[EXERCISE BRIEF]
Take the data below and repeat it exactly.
___ THE INPUT ___
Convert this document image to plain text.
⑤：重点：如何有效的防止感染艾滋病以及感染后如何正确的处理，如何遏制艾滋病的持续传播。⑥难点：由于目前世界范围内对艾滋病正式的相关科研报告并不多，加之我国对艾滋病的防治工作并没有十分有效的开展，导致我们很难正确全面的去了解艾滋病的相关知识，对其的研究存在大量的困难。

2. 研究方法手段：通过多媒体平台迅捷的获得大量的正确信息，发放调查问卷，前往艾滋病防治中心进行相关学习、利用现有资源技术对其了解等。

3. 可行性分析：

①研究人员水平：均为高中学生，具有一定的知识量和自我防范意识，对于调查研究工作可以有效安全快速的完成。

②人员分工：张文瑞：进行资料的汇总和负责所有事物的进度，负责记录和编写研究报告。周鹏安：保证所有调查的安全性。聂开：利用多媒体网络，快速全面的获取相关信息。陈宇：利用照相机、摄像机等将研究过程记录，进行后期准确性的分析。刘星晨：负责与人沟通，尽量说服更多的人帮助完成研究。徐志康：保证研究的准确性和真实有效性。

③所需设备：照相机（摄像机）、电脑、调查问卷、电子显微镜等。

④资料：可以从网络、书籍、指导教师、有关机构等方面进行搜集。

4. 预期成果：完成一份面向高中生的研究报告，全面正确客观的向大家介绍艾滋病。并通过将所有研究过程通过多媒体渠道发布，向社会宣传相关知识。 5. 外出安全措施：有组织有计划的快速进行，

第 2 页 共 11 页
___
[CORRECT OUTPUT]
Convert this document image to plain text.
⑤：重点：如何有效的防止感染艾滋病以及感染后如何正确的处理，如何遏制艾滋病的持续传播。⑥难点：由于目前世界范围内对艾滋病正式的相关科研报告并不多，加之我国对艾滋病的防治工作并没有十分有效的开展，导致我们很难正确全面的去了解艾滋病的相关知识，对其的研究存在大量的困难。

2. 研究方法手段：通过多媒体平台迅捷的获得大量的正确信息，发放调查问卷，前往艾滋病防治中心进行相关学习、利用现有资源技术对其了解等。

3. 可行性分析：

①研究人员水平：均为高中学生，具有一定的知识量和自我防范意识，对于调查研究工作可以有效安全快速的完成。

②人员分工：张文瑞：进行资料的汇总和负责所有事物的进度，负责记录和编写研究报告。周鹏安：保证所有调查的安全性。聂开：利用多媒体网络，快速全面的获取相关信息。陈宇：利用照相机、摄像机等将研究过程记录，进行后期准确性的分析。刘星晨：负责与人沟通，尽量说服更多的人帮助完成研究。徐志康：保证研究的准确性和真实有效性。

③所需设备：照相机（摄像机）、电脑、调查问卷、电子显微镜等。

④资料：可以从网络、书籍、指导教师、有关机构等方面进行搜集。

4. 预期成果：完成一份面向高中生的研究报告，全面正确客观的向大家介绍艾滋病。并通过将所有研究过程通过多媒体渠道发布，向社会宣传相关知识。 5. 外出安全措施：有组织有计划的快速进行，

第 2 页 共 11 页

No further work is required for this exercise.